## begin Exercise material

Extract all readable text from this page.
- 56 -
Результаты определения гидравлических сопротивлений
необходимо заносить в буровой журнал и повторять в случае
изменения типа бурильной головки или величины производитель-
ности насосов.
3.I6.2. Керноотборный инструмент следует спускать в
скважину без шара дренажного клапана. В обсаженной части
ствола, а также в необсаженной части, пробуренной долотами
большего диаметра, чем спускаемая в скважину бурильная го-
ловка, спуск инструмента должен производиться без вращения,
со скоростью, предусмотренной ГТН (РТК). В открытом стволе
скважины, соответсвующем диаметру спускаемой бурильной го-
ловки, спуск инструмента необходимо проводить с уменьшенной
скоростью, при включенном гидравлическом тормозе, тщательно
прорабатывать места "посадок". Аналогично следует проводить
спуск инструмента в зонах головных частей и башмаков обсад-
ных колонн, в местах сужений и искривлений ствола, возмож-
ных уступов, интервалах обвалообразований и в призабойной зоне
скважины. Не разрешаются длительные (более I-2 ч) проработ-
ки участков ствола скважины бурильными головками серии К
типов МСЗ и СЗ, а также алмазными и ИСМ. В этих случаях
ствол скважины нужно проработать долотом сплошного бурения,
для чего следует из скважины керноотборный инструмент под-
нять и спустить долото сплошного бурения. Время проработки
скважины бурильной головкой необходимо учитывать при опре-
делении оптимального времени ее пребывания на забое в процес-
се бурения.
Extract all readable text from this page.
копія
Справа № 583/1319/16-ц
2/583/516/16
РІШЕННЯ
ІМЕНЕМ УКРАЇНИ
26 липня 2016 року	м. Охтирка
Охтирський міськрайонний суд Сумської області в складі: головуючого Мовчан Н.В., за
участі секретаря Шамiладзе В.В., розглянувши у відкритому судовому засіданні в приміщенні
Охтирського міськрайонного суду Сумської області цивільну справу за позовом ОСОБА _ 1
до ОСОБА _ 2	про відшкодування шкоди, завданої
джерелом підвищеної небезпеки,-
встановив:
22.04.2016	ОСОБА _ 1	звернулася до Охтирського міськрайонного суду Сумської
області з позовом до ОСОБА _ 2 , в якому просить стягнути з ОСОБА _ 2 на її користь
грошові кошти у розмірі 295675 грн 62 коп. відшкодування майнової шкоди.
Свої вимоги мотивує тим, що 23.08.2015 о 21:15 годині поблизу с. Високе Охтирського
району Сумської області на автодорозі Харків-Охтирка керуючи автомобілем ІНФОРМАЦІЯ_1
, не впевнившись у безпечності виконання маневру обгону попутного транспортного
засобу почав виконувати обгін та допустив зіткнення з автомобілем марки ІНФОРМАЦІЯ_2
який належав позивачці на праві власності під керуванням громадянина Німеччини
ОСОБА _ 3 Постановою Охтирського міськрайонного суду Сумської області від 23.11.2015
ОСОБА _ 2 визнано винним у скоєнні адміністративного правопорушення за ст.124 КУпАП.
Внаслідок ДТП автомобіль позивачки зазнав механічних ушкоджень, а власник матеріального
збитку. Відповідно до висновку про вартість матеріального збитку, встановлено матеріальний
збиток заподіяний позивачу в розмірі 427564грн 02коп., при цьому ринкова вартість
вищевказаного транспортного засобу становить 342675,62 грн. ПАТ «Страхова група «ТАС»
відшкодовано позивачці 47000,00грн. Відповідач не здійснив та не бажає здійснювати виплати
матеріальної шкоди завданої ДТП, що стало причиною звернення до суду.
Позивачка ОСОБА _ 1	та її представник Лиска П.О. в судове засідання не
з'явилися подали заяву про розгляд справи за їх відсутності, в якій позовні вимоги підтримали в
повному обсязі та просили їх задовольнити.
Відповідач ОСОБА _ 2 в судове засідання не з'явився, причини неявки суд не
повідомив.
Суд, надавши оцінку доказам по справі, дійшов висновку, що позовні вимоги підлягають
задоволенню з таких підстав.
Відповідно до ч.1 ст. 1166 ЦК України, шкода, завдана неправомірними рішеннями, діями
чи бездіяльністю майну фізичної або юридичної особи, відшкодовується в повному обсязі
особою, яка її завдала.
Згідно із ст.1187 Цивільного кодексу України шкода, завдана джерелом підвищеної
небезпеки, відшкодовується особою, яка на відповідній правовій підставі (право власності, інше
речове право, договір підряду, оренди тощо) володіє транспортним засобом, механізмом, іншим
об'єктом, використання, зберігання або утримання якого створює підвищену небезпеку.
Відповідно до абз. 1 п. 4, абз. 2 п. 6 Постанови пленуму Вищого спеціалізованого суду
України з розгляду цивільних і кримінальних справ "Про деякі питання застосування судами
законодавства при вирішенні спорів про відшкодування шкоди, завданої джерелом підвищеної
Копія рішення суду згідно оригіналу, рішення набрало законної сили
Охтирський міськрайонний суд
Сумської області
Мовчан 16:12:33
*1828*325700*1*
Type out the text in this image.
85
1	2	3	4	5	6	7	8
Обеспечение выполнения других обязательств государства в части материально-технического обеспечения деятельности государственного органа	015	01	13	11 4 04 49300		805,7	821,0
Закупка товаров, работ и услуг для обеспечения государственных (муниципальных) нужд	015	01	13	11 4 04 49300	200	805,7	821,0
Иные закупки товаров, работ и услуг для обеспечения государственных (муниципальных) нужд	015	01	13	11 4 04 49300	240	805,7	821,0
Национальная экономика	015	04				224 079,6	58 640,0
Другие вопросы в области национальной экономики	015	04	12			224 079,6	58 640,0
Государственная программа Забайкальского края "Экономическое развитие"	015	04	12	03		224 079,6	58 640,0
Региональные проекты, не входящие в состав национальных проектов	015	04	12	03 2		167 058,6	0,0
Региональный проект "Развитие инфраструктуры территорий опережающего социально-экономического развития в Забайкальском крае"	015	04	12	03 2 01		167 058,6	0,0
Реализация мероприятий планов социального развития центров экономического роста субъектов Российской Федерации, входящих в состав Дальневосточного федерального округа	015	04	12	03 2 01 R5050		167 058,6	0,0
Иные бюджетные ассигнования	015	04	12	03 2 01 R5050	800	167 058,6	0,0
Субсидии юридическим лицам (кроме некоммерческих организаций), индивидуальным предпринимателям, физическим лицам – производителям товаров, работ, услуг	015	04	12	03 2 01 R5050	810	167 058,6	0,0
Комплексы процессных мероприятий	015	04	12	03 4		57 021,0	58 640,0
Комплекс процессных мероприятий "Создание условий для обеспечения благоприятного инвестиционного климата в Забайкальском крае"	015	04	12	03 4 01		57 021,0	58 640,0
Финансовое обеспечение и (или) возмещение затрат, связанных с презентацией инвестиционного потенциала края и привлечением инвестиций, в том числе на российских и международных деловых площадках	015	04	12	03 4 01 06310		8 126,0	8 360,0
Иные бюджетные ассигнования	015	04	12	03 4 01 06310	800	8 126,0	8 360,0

## end Exercise material

Repeat the material above in full, keeping every word.

Extract all readable text from this page.
- 56 -
Результаты определения гидравлических сопротивлений
необходимо заносить в буровой журнал и повторять в случае
изменения типа бурильной головки или величины производитель-
ности насосов.
3.I6.2. Керноотборный инструмент следует спускать в
скважину без шара дренажного клапана. В обсаженной части
ствола, а также в необсаженной части, пробуренной долотами
большего диаметра, чем спускаемая в скважину бурильная го-
ловка, спуск инструмента должен производиться без вращения,
со скоростью, предусмотренной ГТН (РТК). В открытом стволе
скважины, соответсвующем диаметру спускаемой бурильной го-
ловки, спуск инструмента необходимо проводить с уменьшенной
скоростью, при включенном гидравлическом тормозе, тщательно
прорабатывать места "посадок". Аналогично следует проводить
спуск инструмента в зонах головных частей и башмаков обсад-
ных колонн, в местах сужений и искривлений ствола, возмож-
ных уступов, интервалах обвалообразований и в призабойной зоне
скважины. Не разрешаются длительные (более I-2 ч) проработ-
ки участков ствола скважины бурильными головками серии К
типов МСЗ и СЗ, а также алмазными и ИСМ. В этих случаях
ствол скважины нужно проработать долотом сплошного бурения,
для чего следует из скважины керноотборный инструмент под-
нять и спустить долото сплошного бурения. Время проработки
скважины бурильной головкой необходимо учитывать при опре-
делении оптимального времени ее пребывания на забое в процес-
се бурения.
Extract all readable text from this page.
копія
Справа № 583/1319/16-ц
2/583/516/16
РІШЕННЯ
ІМЕНЕМ УКРАЇНИ
26 липня 2016 року	м. Охтирка
Охтирський міськрайонний суд Сумської області в складі: головуючого Мовчан Н.В., за
участі секретаря Шамiладзе В.В., розглянувши у відкритому судовому засіданні в приміщенні
Охтирського міськрайонного суду Сумської області цивільну справу за позовом ОСОБА _ 1
до ОСОБА _ 2	про відшкодування шкоди, завданої
джерелом підвищеної небезпеки,-
встановив:
22.04.2016	ОСОБА _ 1	звернулася до Охтирського міськрайонного суду Сумської
області з позовом до ОСОБА _ 2 , в якому просить стягнути з ОСОБА _ 2 на її користь
грошові кошти у розмірі 295675 грн 62 коп. відшкодування майнової шкоди.
Свої вимоги мотивує тим, що 23.08.2015 о 21:15 годині поблизу с. Високе Охтирського
району Сумської області на автодорозі Харків-Охтирка керуючи автомобілем ІНФОРМАЦІЯ_1
, не впевнившись у безпечності виконання маневру обгону попутного транспортного
засобу почав виконувати обгін та допустив зіткнення з автомобілем марки ІНФОРМАЦІЯ_2
який належав позивачці на праві власності під керуванням громадянина Німеччини
ОСОБА _ 3 Постановою Охтирського міськрайонного суду Сумської області від 23.11.2015
ОСОБА _ 2 визнано винним у скоєнні адміністративного правопорушення за ст.124 КУпАП.
Внаслідок ДТП автомобіль позивачки зазнав механічних ушкоджень, а власник матеріального
збитку. Відповідно до висновку про вартість матеріального збитку, встановлено матеріальний
збиток заподіяний позивачу в розмірі 427564грн 02коп., при цьому ринкова вартість
вищевказаного транспортного засобу становить 342675,62 грн. ПАТ «Страхова група «ТАС»
відшкодовано позивачці 47000,00грн. Відповідач не здійснив та не бажає здійснювати виплати
матеріальної шкоди завданої ДТП, що стало причиною звернення до суду.
Позивачка ОСОБА _ 1	та її представник Лиска П.О. в судове засідання не
з'явилися подали заяву про розгляд справи за їх відсутності, в якій позовні вимоги підтримали в
повному обсязі та просили їх задовольнити.
Відповідач ОСОБА _ 2 в судове засідання не з'явився, причини неявки суд не
повідомив.
Суд, надавши оцінку доказам по справі, дійшов висновку, що позовні вимоги підлягають
задоволенню з таких підстав.
Відповідно до ч.1 ст. 1166 ЦК України, шкода, завдана неправомірними рішеннями, діями
чи бездіяльністю майну фізичної або юридичної особи, відшкодовується в повному обсязі
особою, яка її завдала.
Згідно із ст.1187 Цивільного кодексу України шкода, завдана джерелом підвищеної
небезпеки, відшкодовується особою, яка на відповідній правовій підставі (право власності, інше
речове право, договір підряду, оренди тощо) володіє транспортним засобом, механізмом, іншим
об'єктом, використання, зберігання або утримання якого створює підвищену небезпеку.
Відповідно до абз. 1 п. 4, абз. 2 п. 6 Постанови пленуму Вищого спеціалізованого суду
України з розгляду цивільних і кримінальних справ "Про деякі питання застосування судами
законодавства при вирішенні спорів про відшкодування шкоди, завданої джерелом підвищеної
Копія рішення суду згідно оригіналу, рішення набрало законної сили
Охтирський міськрайонний суд
Сумської області
Мовчан 16:12:33
*1828*325700*1*
Type out the text in this image.
85
1	2	3	4	5	6	7	8
Обеспечение выполнения других обязательств государства в части материально-технического обеспечения деятельности государственного органа	015	01	13	11 4 04 49300		805,7	821,0
Закупка товаров, работ и услуг для обеспечения государственных (муниципальных) нужд	015	01	13	11 4 04 49300	200	805,7	821,0
Иные закупки товаров, работ и услуг для обеспечения государственных (муниципальных) нужд	015	01	13	11 4 04 49300	240	805,7	821,0
Национальная экономика	015	04				224 079,6	58 640,0
Другие вопросы в области национальной экономики	015	04	12			224 079,6	58 640,0
Государственная программа Забайкальского края "Экономическое развитие"	015	04	12	03		224 079,6	58 640,0
Региональные проекты, не входящие в состав национальных проектов	015	04	12	03 2		167 058,6	0,0
Региональный проект "Развитие инфраструктуры территорий опережающего социально-экономического развития в Забайкальском крае"	015	04	12	03 2 01		167 058,6	0,0
Реализация мероприятий планов социального развития центров экономического роста субъектов Российской Федерации, входящих в состав Дальневосточного федерального округа	015	04	12	03 2 01 R5050		167 058,6	0,0
Иные бюджетные ассигнования	015	04	12	03 2 01 R5050	800	167 058,6	0,0
Субсидии юридическим лицам (кроме некоммерческих организаций), индивидуальным предпринимателям, физическим лицам – производителям товаров, работ, услуг	015	04	12	03 2 01 R5050	810	167 058,6	0,0
Комплексы процессных мероприятий	015	04	12	03 4		57 021,0	58 640,0
Комплекс процессных мероприятий "Создание условий для обеспечения благоприятного инвестиционного климата в Забайкальском крае"	015	04	12	03 4 01		57 021,0	58 640,0
Финансовое обеспечение и (или) возмещение затрат, связанных с презентацией инвестиционного потенциала края и привлечением инвестиций, в том числе на российских и международных деловых площадках	015	04	12	03 4 01 06310		8 126,0	8 360,0
Иные бюджетные ассигнования	015	04	12	03 4 01 06310	800	8 126,0	8 360,0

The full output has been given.